Gather the lines that hold the string "NOTE".

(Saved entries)
- - -
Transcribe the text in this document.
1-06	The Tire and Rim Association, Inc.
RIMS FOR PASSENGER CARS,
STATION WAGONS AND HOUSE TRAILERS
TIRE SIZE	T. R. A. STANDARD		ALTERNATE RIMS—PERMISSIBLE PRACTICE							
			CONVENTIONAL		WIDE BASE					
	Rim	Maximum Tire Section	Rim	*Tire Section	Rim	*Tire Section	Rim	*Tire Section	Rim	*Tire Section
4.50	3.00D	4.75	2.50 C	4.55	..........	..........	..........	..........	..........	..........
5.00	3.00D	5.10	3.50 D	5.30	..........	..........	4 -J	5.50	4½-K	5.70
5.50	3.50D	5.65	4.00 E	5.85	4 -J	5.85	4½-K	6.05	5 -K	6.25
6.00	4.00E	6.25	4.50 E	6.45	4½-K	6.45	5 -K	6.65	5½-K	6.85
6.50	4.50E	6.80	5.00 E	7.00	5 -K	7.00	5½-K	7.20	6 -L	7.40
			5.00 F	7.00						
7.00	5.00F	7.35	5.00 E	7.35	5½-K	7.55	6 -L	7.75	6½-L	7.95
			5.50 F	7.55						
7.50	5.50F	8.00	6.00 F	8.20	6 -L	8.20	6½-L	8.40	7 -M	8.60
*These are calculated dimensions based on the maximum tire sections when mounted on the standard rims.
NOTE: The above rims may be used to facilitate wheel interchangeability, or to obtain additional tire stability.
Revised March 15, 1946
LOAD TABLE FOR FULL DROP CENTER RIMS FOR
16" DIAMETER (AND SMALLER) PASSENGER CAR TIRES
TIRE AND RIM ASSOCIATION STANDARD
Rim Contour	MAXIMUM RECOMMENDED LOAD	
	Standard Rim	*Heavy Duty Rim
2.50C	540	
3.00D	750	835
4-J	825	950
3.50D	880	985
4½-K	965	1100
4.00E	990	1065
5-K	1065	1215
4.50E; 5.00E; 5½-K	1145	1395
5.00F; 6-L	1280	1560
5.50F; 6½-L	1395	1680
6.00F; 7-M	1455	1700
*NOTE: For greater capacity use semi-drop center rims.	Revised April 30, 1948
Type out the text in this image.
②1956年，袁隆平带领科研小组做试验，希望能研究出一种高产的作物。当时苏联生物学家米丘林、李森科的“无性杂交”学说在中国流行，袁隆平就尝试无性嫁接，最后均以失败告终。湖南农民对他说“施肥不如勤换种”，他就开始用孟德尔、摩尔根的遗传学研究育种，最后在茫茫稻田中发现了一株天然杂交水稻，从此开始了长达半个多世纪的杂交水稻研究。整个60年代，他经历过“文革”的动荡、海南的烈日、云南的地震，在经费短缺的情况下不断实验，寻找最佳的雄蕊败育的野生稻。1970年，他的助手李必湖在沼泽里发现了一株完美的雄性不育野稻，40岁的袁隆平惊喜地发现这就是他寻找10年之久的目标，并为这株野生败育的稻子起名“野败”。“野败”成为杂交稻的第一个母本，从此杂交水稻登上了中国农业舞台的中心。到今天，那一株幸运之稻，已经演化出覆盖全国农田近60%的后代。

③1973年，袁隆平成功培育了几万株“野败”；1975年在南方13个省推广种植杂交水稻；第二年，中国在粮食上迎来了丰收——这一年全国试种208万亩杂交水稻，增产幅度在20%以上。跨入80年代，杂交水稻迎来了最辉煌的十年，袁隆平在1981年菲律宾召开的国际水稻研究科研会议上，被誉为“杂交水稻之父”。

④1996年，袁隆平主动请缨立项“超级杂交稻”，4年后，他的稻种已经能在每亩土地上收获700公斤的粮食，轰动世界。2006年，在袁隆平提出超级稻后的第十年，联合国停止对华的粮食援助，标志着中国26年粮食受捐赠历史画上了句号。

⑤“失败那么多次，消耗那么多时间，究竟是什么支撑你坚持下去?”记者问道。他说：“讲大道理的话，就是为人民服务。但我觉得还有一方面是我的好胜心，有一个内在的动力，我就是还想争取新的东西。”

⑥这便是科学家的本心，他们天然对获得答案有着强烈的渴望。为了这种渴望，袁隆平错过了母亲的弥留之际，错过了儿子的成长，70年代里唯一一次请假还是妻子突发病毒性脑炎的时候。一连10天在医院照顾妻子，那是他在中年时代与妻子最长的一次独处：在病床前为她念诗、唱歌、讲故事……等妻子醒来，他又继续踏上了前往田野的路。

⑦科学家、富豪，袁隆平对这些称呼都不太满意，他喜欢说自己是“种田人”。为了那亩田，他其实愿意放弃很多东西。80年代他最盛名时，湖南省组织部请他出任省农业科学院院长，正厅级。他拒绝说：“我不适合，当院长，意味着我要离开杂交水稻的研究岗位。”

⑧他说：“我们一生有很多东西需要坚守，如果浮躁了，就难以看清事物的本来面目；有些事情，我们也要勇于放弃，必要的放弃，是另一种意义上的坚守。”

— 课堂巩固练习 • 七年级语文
- - -
__Full solution__
NOTE: The above rims may be used to facilitate wheel interchangeability, or to obtain additional tire stability.
*NOTE: For greater capacity use semi-drop center rims.	Revised April 30, 1948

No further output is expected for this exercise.